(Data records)
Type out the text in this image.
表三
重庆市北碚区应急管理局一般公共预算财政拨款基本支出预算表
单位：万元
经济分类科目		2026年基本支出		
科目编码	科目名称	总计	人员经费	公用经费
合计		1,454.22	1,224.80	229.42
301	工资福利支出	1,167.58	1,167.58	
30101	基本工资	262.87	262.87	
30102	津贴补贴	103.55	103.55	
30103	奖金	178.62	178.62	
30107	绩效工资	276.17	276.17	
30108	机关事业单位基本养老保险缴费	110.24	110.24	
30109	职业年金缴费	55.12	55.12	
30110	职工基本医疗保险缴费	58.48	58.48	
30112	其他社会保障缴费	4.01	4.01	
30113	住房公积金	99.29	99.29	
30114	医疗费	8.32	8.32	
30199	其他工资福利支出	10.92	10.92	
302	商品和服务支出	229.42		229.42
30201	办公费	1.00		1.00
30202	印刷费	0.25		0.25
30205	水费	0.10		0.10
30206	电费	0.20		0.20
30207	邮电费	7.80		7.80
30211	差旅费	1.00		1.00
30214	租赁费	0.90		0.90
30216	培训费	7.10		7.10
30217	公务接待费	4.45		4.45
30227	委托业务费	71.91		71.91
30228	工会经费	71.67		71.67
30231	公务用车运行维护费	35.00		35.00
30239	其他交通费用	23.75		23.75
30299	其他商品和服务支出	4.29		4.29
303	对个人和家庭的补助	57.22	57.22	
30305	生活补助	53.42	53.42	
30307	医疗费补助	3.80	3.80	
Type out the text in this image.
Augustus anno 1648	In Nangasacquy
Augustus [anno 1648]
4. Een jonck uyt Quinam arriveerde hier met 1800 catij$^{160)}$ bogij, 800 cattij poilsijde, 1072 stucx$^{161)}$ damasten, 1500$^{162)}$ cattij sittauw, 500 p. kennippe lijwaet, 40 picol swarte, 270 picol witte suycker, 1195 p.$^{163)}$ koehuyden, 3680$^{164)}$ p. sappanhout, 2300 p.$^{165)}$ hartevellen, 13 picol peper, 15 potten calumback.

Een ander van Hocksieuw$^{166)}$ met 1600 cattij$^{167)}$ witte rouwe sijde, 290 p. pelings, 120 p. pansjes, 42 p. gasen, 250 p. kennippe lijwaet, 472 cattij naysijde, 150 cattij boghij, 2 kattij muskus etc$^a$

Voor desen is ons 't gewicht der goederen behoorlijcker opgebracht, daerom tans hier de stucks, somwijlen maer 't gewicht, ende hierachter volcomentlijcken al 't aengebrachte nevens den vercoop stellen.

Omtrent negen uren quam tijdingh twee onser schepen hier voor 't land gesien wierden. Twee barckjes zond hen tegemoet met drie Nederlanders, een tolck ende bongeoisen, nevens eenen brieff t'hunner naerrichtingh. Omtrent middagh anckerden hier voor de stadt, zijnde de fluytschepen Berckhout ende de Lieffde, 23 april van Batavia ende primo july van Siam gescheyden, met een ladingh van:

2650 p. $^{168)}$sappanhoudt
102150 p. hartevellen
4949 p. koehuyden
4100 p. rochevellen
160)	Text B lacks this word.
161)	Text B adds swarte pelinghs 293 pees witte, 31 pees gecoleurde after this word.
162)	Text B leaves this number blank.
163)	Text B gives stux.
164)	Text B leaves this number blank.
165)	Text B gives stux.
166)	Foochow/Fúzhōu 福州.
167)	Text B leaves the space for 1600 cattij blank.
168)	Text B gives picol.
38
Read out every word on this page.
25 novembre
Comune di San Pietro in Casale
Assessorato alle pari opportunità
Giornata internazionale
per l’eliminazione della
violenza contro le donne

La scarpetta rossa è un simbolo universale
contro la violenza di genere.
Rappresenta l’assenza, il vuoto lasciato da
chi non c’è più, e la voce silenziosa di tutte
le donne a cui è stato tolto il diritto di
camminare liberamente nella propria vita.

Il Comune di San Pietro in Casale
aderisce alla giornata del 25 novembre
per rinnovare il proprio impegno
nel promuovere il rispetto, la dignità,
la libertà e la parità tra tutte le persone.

**Task to carry out:** In the records above, find the lines containing "stux" and copy them.

**Expected answer:**
163)	Text B gives stux.
165)	Text B gives stux.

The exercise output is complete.